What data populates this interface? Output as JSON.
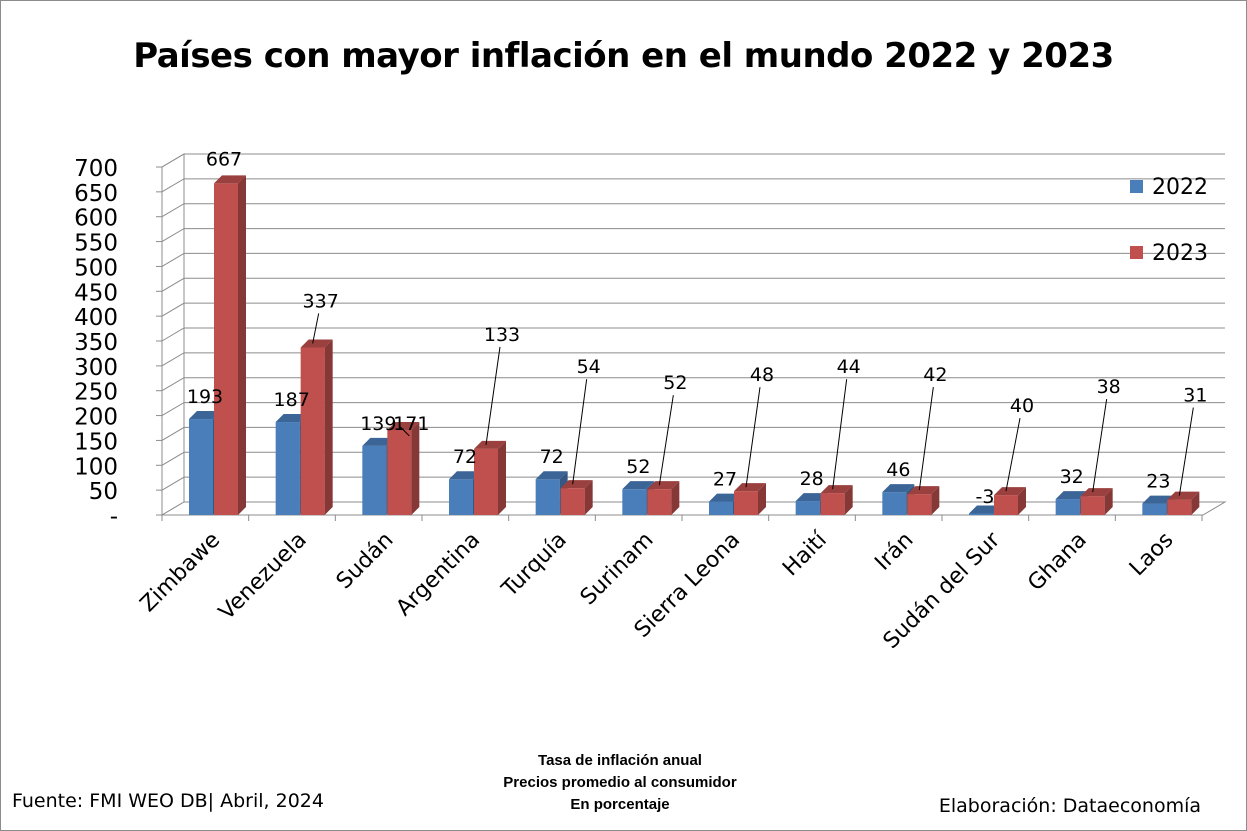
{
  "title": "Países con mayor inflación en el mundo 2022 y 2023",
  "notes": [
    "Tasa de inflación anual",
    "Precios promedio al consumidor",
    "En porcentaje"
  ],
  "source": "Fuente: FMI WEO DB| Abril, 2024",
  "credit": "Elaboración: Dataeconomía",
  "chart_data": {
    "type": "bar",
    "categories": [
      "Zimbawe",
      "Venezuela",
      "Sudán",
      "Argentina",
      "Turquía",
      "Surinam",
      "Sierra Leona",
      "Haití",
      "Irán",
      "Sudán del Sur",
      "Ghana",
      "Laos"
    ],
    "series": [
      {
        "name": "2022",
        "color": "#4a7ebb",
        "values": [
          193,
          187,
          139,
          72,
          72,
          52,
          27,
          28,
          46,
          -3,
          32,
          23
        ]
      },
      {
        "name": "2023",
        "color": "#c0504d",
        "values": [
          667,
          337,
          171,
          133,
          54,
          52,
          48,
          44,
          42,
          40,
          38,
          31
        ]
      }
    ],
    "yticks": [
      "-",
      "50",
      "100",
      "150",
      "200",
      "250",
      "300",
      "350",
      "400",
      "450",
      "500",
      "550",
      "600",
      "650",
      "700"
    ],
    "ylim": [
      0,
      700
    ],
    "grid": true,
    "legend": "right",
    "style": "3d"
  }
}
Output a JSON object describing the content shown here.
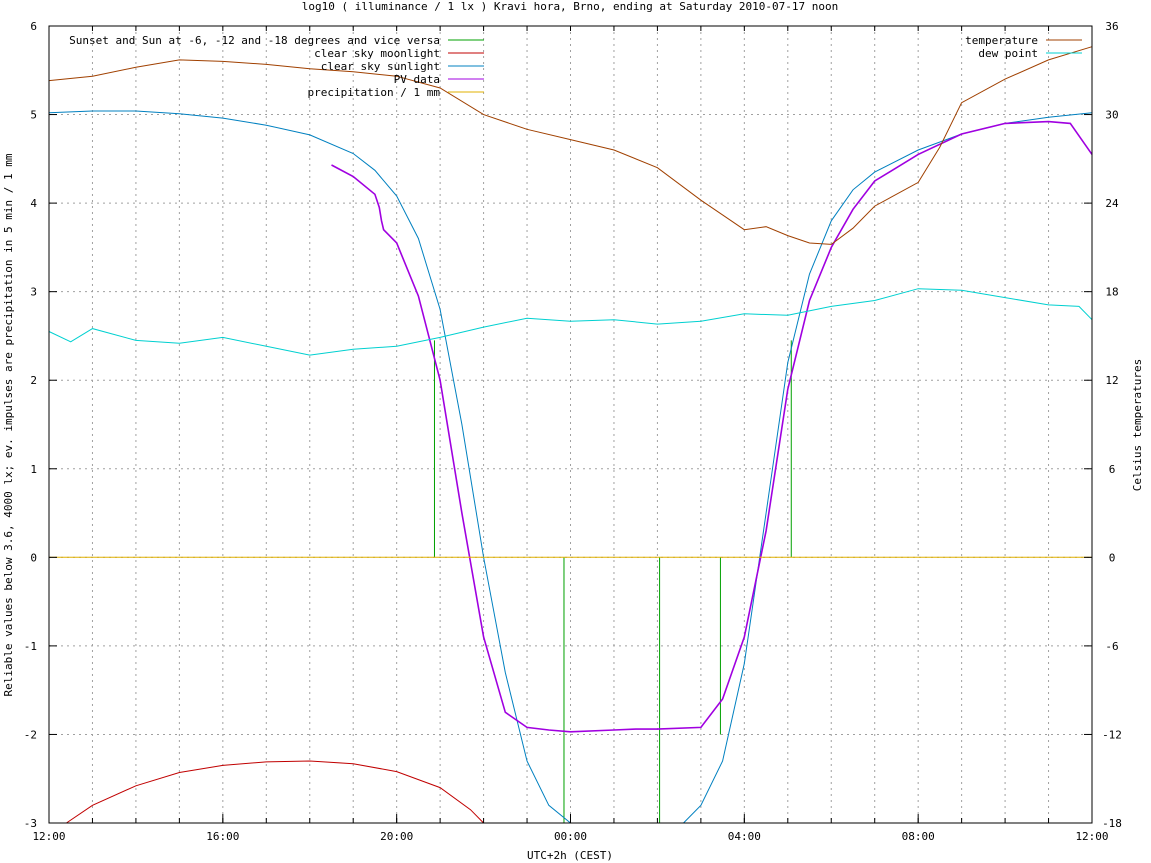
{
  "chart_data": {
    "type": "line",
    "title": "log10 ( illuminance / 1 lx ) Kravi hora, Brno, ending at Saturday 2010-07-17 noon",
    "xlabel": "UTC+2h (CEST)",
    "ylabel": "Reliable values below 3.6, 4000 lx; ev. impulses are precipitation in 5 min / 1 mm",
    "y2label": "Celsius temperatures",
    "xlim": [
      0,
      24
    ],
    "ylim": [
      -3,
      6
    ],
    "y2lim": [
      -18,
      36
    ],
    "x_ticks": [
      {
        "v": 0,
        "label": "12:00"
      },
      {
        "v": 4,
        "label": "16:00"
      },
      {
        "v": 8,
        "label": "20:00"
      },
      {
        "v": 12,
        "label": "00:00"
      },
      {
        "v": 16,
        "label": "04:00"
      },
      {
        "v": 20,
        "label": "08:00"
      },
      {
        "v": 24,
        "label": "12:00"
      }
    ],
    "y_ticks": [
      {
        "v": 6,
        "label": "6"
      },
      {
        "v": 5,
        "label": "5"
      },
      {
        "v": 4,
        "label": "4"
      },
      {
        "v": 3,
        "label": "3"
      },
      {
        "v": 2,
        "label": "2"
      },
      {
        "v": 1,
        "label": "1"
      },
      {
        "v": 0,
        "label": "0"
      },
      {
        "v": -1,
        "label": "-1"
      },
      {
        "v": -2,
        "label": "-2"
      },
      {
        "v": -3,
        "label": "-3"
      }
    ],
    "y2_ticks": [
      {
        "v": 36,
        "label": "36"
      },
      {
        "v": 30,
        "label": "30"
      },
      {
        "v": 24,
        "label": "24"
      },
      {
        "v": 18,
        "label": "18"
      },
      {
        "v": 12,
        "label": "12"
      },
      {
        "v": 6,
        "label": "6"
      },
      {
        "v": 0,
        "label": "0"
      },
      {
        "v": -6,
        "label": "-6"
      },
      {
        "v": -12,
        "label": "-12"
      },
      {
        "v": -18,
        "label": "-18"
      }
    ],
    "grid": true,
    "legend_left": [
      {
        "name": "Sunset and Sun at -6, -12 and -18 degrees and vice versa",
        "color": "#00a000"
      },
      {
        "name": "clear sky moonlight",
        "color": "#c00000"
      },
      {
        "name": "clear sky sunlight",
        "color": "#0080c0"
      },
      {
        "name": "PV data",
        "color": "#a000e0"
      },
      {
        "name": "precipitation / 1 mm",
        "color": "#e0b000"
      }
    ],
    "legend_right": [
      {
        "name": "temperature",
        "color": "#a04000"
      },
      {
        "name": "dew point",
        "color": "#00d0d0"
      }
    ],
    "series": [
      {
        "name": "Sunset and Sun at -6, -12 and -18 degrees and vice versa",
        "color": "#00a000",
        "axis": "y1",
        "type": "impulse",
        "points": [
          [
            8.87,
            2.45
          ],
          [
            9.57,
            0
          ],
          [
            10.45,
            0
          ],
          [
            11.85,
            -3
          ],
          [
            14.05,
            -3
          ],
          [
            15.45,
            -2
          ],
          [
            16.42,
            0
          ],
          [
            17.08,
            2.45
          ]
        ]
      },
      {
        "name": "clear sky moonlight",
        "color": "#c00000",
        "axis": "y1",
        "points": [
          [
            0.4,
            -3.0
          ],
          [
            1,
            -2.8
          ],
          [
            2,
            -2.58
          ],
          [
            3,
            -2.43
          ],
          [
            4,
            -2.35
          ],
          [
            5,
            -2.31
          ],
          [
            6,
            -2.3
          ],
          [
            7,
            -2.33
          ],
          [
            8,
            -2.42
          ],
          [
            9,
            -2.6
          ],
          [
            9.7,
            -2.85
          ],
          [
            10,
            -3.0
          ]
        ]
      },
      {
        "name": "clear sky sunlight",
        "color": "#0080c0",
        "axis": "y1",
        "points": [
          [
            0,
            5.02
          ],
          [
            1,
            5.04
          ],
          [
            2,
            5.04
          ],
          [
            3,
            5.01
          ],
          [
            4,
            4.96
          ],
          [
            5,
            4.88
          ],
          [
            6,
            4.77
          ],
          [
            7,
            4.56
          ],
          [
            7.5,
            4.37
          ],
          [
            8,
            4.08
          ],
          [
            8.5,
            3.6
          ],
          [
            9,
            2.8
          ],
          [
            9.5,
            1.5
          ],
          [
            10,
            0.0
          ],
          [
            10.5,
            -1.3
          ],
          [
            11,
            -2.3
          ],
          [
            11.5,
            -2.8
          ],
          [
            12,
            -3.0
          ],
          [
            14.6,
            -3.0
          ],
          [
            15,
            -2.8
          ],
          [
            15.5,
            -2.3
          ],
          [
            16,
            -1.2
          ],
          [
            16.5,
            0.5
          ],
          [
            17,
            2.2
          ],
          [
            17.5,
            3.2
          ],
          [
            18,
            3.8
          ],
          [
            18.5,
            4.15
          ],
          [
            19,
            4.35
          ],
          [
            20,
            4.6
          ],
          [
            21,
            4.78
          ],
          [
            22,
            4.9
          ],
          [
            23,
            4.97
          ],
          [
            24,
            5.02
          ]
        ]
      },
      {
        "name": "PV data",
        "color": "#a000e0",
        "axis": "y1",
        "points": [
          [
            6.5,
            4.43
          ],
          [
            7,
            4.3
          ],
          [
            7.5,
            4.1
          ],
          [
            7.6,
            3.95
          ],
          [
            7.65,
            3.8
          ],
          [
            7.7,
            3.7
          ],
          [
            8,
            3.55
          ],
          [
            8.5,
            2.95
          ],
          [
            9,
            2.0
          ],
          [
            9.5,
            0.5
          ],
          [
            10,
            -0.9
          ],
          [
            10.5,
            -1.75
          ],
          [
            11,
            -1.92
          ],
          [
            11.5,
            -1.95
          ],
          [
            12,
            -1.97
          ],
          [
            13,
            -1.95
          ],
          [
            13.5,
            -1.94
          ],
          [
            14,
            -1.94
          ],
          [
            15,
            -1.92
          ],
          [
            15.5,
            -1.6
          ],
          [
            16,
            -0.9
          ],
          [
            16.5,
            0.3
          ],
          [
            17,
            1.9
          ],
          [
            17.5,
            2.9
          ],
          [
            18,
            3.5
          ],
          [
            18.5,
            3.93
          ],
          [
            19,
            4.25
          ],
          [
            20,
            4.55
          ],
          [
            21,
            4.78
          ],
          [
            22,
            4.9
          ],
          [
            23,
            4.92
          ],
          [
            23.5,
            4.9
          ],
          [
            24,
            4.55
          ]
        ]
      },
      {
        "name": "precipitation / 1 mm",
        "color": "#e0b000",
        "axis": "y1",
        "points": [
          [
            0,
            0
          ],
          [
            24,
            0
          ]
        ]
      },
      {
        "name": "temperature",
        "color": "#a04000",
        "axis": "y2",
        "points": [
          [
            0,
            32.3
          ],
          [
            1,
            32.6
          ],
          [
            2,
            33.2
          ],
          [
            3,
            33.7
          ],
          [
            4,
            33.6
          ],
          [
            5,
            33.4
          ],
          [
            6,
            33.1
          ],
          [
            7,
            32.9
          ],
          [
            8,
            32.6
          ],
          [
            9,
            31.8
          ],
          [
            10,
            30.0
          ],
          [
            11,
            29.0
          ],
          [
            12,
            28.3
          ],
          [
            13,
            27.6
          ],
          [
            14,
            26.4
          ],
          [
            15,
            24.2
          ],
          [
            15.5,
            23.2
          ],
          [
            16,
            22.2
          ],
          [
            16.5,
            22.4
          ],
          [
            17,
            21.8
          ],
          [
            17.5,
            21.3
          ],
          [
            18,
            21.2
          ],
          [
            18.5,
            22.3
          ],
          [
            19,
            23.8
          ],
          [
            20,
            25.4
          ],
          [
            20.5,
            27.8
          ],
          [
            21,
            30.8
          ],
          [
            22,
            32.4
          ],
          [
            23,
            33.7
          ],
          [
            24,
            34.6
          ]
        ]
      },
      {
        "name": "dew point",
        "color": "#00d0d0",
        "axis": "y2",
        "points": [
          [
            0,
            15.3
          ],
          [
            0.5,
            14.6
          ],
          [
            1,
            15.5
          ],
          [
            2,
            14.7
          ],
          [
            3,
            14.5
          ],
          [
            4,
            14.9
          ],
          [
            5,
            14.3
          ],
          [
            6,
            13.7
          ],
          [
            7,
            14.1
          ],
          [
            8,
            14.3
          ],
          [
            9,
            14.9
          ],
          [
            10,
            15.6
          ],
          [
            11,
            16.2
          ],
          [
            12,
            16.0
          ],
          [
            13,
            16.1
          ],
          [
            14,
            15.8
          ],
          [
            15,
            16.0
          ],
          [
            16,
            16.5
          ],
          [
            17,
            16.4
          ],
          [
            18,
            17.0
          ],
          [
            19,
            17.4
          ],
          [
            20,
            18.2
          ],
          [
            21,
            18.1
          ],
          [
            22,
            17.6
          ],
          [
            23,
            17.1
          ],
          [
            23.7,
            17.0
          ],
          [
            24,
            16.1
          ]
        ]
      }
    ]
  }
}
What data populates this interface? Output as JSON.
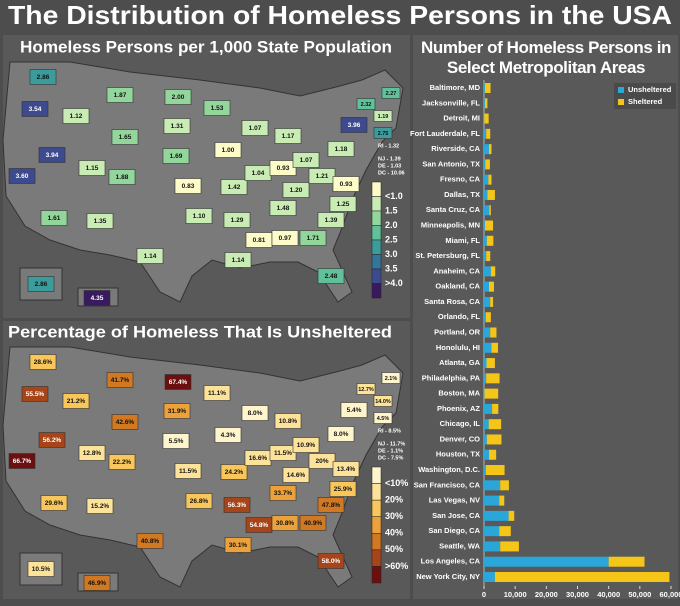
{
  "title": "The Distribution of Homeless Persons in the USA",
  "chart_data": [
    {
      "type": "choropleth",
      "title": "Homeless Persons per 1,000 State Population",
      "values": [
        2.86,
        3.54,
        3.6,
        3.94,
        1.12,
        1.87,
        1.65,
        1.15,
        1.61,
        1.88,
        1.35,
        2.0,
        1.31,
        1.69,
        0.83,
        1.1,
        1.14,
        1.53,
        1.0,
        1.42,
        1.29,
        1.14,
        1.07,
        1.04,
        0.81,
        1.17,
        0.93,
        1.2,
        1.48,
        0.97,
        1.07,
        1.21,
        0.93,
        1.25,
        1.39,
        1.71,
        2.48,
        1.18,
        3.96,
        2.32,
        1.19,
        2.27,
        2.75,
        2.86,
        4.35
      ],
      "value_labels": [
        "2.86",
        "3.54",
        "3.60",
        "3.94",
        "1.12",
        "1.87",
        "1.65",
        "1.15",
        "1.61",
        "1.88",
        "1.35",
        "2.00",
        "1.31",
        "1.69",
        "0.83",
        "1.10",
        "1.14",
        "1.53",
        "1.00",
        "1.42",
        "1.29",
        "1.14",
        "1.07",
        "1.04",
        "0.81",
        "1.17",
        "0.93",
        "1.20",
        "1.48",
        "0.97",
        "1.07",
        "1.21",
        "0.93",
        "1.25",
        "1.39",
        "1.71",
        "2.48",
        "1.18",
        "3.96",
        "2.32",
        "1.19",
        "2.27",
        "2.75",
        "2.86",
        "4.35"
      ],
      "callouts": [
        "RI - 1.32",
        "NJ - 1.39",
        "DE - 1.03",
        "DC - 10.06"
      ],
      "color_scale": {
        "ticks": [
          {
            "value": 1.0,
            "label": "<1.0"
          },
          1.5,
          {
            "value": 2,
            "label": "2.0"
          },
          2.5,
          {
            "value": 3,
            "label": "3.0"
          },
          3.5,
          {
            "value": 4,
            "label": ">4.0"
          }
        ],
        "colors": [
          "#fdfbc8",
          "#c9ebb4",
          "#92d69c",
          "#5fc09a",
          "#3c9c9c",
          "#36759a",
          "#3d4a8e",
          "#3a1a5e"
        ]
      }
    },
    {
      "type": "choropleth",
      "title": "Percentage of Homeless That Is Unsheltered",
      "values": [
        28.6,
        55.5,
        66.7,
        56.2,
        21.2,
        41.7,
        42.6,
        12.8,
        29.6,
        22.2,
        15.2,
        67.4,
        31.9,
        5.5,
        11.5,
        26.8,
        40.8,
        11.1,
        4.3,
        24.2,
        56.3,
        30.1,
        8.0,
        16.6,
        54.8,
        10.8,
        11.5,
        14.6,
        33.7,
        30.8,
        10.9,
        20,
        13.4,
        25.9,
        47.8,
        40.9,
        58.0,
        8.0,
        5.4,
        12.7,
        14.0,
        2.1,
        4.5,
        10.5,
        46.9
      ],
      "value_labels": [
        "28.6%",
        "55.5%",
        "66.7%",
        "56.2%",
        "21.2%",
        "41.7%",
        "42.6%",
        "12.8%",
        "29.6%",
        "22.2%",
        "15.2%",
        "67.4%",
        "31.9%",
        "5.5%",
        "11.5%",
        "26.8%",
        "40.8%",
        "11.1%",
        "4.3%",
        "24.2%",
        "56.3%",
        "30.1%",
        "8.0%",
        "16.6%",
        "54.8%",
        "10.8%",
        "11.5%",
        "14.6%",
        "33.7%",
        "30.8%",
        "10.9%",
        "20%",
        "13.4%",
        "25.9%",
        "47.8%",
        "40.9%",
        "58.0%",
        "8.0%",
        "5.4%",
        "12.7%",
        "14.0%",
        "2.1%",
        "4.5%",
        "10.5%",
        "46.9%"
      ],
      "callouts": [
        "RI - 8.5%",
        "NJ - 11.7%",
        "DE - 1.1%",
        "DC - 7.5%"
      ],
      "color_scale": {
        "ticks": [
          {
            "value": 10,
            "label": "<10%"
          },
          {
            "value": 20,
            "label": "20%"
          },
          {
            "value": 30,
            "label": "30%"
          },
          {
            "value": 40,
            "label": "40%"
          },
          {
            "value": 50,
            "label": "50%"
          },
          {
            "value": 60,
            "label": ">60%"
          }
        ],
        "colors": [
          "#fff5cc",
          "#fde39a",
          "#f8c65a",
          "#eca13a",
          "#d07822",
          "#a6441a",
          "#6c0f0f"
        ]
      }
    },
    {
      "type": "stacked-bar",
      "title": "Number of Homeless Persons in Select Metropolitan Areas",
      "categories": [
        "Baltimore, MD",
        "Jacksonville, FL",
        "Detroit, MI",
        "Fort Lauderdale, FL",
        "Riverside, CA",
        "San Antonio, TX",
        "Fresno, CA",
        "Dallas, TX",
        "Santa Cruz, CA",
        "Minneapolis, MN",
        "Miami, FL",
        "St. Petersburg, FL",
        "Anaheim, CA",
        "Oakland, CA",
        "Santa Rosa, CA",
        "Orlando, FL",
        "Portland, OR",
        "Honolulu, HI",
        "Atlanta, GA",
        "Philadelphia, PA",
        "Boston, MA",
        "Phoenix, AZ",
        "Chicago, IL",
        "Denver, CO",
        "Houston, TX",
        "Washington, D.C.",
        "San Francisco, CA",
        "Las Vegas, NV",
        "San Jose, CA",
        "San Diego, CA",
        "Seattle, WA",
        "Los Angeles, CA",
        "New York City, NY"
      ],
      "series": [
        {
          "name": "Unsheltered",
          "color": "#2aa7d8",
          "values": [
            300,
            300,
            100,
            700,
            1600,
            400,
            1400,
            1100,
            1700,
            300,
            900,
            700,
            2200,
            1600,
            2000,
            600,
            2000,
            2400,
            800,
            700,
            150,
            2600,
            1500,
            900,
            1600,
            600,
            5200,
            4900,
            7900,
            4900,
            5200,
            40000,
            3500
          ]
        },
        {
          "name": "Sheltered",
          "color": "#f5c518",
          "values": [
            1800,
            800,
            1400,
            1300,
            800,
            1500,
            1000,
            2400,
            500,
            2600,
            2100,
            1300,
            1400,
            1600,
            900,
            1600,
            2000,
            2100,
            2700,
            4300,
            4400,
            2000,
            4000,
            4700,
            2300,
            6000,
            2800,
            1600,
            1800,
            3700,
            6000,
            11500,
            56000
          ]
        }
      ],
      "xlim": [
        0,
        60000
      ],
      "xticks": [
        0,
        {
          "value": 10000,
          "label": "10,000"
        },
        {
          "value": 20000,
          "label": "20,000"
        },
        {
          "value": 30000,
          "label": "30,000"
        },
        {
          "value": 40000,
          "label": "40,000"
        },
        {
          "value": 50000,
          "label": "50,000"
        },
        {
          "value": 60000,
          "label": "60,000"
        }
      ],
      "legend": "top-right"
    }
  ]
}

===============

_Task_
Locate all lines in the listing above with the word "type". Copy them.

_Result for this exercise_
    "type": "bar",
    "type": "line",
        "type": "impulse",
      "type": "choropleth",
      "type": "choropleth",
      "type": "stacked-bar",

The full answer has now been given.